[Opening TEXT PASSAGE section]

This is valid, dealing with nonces as big-ints is something of a pain and it’s reasonable to not expect these values to go over u64 max. I believe with nonce increase limitations as described in #32 this can be mitigated.

albertchon (judge) commented:

Low risk since this is very costly/impractical to make happen

[L-07] Validations of parameters

Submitted by pauliax

Impact

There are a few validations that could be added to the system: the constructor could check that _gravityId is not empty. state_powerThreshold should always be greater than 0, otherwise, anyone will be available to execute actions.

Consider implementing suggested validations.

jkilpatr (Althea) confirmed:

These are good suggestions. In my opinion powerThreshold should probably just be hard coded at this point. GravityID being empty is not a vulnerability I had considered before.

[L-08] SafeMath library is not always used in Gravity

Submitted by shw, also found by pauliax

Impact

SafeMath library functions are not always used in the Gravity contract’s arithmetic operations, which could cause integer underflow/overflows. Using SafeMath is considered a best practice that could completely prevent underflow/overflows and increase code consistency.

[Closing TEXT PASSAGE section]

* **EXERCISE DIRECTIONS**
Carry on the audit report on the Gravity contract from the point where it stops.

[Opening RAW DATA section]

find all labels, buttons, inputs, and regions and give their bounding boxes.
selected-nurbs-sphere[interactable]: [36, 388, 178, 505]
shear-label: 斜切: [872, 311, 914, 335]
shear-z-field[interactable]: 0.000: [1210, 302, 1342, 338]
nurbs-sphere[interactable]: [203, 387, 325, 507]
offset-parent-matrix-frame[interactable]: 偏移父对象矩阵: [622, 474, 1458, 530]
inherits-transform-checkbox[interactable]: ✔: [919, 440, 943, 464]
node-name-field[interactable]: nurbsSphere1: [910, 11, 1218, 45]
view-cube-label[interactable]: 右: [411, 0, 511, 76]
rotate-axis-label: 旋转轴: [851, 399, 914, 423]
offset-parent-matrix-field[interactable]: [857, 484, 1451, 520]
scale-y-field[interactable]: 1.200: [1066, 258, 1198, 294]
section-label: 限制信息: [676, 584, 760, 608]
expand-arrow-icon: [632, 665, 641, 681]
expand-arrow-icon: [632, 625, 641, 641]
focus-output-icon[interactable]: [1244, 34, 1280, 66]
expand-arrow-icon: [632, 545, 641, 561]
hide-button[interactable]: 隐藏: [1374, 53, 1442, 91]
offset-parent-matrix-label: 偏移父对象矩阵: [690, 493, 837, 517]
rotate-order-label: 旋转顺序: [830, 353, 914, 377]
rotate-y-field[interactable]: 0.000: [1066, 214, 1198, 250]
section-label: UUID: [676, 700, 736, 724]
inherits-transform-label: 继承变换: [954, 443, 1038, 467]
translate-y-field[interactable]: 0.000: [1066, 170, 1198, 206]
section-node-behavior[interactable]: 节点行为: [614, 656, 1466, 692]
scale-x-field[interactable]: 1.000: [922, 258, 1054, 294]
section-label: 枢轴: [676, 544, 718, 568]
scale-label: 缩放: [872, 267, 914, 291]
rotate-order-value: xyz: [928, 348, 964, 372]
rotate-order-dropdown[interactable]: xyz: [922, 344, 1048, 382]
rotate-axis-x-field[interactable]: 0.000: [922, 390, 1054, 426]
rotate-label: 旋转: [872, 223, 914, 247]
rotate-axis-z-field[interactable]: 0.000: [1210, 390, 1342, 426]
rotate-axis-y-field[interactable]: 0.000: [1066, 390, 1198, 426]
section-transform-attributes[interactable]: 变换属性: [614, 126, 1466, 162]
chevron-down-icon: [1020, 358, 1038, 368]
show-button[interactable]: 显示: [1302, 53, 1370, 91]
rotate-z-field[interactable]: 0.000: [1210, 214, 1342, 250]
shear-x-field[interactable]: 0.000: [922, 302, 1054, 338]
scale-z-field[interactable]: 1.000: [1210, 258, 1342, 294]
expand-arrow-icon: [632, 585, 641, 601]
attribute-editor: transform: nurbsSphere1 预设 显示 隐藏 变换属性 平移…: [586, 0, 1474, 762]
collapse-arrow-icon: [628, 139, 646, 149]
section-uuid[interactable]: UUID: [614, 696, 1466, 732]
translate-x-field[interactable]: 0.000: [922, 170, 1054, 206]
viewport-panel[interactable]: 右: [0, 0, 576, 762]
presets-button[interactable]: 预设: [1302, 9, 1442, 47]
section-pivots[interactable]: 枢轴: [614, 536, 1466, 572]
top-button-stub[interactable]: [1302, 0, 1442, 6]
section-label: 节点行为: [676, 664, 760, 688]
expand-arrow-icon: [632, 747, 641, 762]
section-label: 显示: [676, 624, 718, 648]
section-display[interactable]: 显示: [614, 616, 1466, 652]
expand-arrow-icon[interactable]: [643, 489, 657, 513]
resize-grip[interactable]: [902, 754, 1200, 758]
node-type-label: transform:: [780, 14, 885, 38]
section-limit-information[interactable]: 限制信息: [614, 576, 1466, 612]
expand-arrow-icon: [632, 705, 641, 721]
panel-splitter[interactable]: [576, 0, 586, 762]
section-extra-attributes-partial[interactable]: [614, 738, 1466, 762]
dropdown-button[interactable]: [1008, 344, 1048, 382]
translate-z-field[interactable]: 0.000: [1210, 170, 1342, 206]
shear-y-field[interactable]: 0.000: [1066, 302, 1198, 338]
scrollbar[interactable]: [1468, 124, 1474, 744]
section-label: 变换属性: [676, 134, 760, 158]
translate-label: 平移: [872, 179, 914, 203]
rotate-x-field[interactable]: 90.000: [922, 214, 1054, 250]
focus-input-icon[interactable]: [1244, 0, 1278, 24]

[Closing RAW DATA section]

* **EXERCISE ANSWER**
Proof of Concept

Referenced code:

Consider using the SafeMath library functions in the referenced lines of code.

jkilpatr (Althea) confirmed:

An overflow in the powers would be a significant bug, while it would require some pretty dramatic issues no the go module side there is value in checking in. I agree with the severity

duplicate of #38

[L-09] Possible miner incentive for chain reorgs if ETHBlockDelay is too small

Impact

If ETHBlockDelay is too small and the incentive for miners is large enough, it would be profitable for miners to attempt to double spend by depositing assets, waiting for confirmation on the cosmos-SDK and then reorging the blockchain.

Although an attack like this has never been done, it could potentially cost hundreds of millions of dollars in damages. With MEV at all time highs and miners regularly using custom geth implementations its not totally out of the question to see an attack similar to this happening soon.

The best way to avoid something like this is to make sure to wait for a large number of blocks until a transaction is confirmed by the cosmos system.

jkilpatr (Althea) acknowledged:

We currently wait 6 blocks, as noted here I’ve done some math on the subject. A 7 block deep reorg would actually halt the bridge so they could only pull this off once.

I do agree it’s a moderate risk, but computing how probable (and therefore risky) this sort of attack is requires info that’s pretty hard to get.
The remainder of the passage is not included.